§ **Trecho para leitura**
---------------

É com imenso pesar que a Anistia Internacional Brasil recebe a notícia dos assassinatos de Bruno Pereira e Dom Phillips. Nos unimos às famílias de Bruno Pereira e Dom Phillips, suas companheiras Beatriz e Alessandra, aos integrantes do Observatório dos Povos Indígenas (OPI) e da União dos Povos Indígenas do Vale do Javari (UNIVAJA) em solidariedade pela morte do indigenista brasileiro e do jornalista britânico.

Os assassinatos Bruno Pereira e de Dom Phillips são inaceitáveis, mas não são casos isolados no Brasil. Seguiremos acompanhando as investigações e exigindo a elucidação das circunstâncias que envolveram o desaparecimento e os assassinatos dos defensores de direitos humanos e da Amazônia, bem como a responsabilização de todas as pessoas envolvidas neste crime. A Amazônia tem que ser segura para todos e todas. Nós da Anistia Internacional Brasil exigimos proteção e liberdade no exercício de defesa dos direitos dos povos indígenas e no direito à liberdade de imprensa em todo o Brasil.

---------------

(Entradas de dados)

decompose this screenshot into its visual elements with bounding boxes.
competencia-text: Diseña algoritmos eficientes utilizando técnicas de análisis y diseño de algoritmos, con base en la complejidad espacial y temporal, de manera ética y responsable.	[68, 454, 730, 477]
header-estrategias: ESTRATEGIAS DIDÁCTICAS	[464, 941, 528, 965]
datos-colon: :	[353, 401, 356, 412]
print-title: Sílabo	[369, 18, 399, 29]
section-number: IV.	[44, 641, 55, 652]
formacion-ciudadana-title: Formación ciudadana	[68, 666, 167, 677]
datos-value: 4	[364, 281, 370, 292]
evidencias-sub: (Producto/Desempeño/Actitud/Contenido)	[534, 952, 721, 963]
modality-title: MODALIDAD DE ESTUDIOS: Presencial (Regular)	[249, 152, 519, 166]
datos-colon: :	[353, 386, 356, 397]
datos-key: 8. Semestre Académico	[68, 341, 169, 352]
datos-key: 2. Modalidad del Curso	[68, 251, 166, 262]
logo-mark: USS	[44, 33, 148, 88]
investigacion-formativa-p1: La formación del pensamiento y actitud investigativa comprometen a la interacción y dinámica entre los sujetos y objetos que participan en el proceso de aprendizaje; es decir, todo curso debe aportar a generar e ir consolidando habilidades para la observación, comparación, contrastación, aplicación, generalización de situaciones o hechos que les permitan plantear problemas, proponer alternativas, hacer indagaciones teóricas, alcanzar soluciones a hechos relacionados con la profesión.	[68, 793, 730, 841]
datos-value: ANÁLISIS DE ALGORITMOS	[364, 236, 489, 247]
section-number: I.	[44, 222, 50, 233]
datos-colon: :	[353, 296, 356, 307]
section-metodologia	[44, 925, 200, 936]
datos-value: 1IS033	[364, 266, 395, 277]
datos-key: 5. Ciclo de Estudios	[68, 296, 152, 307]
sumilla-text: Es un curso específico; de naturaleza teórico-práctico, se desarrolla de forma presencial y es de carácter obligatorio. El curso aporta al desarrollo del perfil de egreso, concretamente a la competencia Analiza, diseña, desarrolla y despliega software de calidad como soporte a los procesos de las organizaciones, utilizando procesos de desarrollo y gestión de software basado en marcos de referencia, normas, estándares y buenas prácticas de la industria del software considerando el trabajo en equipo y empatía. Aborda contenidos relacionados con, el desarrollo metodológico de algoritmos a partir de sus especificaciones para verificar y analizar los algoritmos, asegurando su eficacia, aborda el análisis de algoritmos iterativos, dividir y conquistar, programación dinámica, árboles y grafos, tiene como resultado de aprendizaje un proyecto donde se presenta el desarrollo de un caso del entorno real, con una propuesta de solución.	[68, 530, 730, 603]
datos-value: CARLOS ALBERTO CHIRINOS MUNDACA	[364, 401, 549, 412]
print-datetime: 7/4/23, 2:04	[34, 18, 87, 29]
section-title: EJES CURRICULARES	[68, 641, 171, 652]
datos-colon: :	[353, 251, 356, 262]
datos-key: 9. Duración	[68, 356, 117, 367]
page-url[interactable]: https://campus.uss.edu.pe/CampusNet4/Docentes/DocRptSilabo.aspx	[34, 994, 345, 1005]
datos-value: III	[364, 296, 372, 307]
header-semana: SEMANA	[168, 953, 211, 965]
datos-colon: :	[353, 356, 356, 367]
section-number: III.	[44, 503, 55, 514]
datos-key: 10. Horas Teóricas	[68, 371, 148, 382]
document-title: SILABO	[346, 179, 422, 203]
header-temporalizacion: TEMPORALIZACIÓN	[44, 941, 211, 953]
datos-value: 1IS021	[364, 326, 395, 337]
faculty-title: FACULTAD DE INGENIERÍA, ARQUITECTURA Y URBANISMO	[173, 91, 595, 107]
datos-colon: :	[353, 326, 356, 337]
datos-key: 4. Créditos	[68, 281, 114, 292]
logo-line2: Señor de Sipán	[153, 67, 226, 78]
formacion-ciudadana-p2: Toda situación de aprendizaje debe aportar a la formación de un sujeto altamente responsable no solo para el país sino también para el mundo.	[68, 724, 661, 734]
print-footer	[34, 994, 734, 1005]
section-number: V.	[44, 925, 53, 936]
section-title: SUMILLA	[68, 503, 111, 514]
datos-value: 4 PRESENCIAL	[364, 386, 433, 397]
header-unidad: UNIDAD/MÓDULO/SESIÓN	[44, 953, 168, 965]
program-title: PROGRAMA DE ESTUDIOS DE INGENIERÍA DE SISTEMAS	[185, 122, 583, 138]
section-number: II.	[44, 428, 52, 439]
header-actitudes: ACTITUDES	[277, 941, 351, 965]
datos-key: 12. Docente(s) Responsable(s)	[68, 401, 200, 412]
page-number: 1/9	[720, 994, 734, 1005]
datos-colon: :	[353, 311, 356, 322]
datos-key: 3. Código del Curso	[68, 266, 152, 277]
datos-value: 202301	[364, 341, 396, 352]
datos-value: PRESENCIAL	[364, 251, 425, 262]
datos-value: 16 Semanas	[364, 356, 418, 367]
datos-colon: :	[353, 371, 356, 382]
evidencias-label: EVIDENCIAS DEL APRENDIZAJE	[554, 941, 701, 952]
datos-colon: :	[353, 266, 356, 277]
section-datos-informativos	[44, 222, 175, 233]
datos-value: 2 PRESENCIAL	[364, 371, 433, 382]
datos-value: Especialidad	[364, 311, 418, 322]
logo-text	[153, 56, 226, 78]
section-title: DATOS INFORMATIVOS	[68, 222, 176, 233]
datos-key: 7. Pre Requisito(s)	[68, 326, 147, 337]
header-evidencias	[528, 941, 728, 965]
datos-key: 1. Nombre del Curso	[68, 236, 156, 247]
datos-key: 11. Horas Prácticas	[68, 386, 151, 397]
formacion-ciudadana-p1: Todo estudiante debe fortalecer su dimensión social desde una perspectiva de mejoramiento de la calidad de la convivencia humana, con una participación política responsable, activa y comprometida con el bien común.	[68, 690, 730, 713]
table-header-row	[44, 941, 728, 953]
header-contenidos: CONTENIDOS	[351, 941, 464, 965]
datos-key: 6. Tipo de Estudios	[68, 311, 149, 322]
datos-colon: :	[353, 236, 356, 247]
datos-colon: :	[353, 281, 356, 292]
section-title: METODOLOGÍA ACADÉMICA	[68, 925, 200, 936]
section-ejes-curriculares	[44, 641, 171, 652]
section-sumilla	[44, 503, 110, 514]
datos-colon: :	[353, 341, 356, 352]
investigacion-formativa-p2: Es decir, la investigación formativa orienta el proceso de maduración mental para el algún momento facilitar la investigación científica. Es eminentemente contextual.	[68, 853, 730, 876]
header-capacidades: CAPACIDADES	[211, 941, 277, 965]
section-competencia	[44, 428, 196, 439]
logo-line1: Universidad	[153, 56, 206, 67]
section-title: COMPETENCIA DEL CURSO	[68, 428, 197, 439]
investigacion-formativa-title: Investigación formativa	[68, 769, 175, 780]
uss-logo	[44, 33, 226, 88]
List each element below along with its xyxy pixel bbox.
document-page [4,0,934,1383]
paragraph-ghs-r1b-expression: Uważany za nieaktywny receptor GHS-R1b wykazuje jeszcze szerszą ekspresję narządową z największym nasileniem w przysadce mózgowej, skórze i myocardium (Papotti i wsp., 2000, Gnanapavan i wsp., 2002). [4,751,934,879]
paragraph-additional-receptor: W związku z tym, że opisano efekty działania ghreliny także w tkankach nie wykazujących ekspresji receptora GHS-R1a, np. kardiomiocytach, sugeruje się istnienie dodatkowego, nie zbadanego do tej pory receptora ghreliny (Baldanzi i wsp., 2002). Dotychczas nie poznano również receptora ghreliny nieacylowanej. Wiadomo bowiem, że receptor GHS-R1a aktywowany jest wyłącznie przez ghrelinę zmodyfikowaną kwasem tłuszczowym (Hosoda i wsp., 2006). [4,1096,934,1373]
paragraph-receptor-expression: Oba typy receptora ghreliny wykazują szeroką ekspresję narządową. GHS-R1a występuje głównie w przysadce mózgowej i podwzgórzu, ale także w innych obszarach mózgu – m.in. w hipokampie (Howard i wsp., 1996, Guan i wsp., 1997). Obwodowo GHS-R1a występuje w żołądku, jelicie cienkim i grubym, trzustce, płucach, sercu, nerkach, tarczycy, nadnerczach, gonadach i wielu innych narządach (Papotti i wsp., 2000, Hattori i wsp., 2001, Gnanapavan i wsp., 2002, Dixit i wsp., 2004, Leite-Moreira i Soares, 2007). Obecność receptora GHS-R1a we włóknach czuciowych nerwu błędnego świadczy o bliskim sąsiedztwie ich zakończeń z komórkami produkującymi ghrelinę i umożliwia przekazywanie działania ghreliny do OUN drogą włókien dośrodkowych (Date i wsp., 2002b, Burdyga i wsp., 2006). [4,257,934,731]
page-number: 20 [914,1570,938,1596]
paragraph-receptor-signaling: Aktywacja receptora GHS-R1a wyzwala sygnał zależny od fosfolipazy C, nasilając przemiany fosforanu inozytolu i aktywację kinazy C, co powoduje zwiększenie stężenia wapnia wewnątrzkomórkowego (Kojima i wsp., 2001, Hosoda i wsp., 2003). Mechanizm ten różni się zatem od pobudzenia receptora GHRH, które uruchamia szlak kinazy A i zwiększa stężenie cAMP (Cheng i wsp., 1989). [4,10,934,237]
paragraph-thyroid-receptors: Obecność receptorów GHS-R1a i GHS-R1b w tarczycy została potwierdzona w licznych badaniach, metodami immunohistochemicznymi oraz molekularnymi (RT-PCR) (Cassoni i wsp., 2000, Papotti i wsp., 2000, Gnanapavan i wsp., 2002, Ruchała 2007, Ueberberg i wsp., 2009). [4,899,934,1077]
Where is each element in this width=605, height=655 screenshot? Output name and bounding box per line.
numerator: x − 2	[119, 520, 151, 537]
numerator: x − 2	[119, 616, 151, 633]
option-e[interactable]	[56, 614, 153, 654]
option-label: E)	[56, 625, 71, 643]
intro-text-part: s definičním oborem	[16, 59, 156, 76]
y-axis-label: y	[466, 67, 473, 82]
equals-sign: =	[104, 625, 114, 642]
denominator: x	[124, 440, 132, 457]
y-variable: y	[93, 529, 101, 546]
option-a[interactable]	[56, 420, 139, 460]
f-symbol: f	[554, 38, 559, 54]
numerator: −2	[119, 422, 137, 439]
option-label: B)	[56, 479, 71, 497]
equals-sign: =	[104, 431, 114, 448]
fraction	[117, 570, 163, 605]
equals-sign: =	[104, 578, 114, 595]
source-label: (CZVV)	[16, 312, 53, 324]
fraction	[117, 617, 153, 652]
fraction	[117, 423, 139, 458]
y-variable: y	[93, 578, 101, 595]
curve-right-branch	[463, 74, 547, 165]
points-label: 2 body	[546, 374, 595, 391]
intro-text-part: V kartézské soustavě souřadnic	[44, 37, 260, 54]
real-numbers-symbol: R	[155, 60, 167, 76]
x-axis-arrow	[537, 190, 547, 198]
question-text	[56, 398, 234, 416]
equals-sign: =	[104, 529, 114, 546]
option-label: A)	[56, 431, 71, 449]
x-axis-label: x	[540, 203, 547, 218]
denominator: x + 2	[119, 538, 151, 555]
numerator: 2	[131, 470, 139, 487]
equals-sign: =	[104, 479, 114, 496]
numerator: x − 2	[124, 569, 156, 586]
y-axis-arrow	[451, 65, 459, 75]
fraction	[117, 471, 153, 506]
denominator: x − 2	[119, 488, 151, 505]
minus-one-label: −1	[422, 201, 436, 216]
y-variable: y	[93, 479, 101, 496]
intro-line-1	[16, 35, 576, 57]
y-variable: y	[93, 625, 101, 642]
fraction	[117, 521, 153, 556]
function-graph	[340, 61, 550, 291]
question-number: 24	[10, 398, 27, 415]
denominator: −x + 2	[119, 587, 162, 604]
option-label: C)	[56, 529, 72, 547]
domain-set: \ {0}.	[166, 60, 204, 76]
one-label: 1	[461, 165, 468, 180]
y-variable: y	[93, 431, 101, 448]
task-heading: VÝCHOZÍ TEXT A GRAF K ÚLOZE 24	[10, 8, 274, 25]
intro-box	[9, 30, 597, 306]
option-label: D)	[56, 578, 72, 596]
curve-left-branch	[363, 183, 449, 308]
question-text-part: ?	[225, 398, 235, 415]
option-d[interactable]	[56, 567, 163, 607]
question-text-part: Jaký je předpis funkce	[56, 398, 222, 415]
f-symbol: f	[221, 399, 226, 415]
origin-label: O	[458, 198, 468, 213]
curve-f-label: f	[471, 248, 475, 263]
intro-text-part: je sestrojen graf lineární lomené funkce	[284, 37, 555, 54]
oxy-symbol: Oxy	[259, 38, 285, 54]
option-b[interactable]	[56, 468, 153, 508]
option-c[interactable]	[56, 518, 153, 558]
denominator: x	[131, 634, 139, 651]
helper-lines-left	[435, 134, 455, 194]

---------------

§ **Tarefa proposta A**
Transcreva da nota sobre os assassinatos de Bruno Pereira e Dom Phillips a passagem de "É com imenso" até "do jornalista britânico.".
§ **Tarefa proposta B**
Responda com base na nota sobre os assassinatos de Bruno Pereira e Dom Phillips:
(i) Quais são os nomes das companheiras citadas na nota?
(ii) Qual é a nacionalidade do jornalista?
(iii) Em quais dois âmbitos a Anistia Internacional Brasil exige proteção e liberdade?

§ **Espaço de resposta A**
É com imenso pesar que a Anistia Internacional Brasil recebe a notícia dos assassinatos de Bruno Pereira e Dom Phillips. Nos unimos às famílias de Bruno Pereira e Dom Phillips, suas companheiras Beatriz e Alessandra, aos integrantes do Observatório dos Povos Indígenas (OPI) e da União dos Povos Indígenas do Vale do Javari (UNIVAJA) em solidariedade pela morte do indigenista brasileiro e do jornalista britânico.

§ **Espaço de resposta B**
(i) Beatriz e Alessandra.
(ii) Britânica.
(iii) No exercício de defesa dos direitos dos povos indígenas e no direito à liberdade de imprensa em todo o Brasil.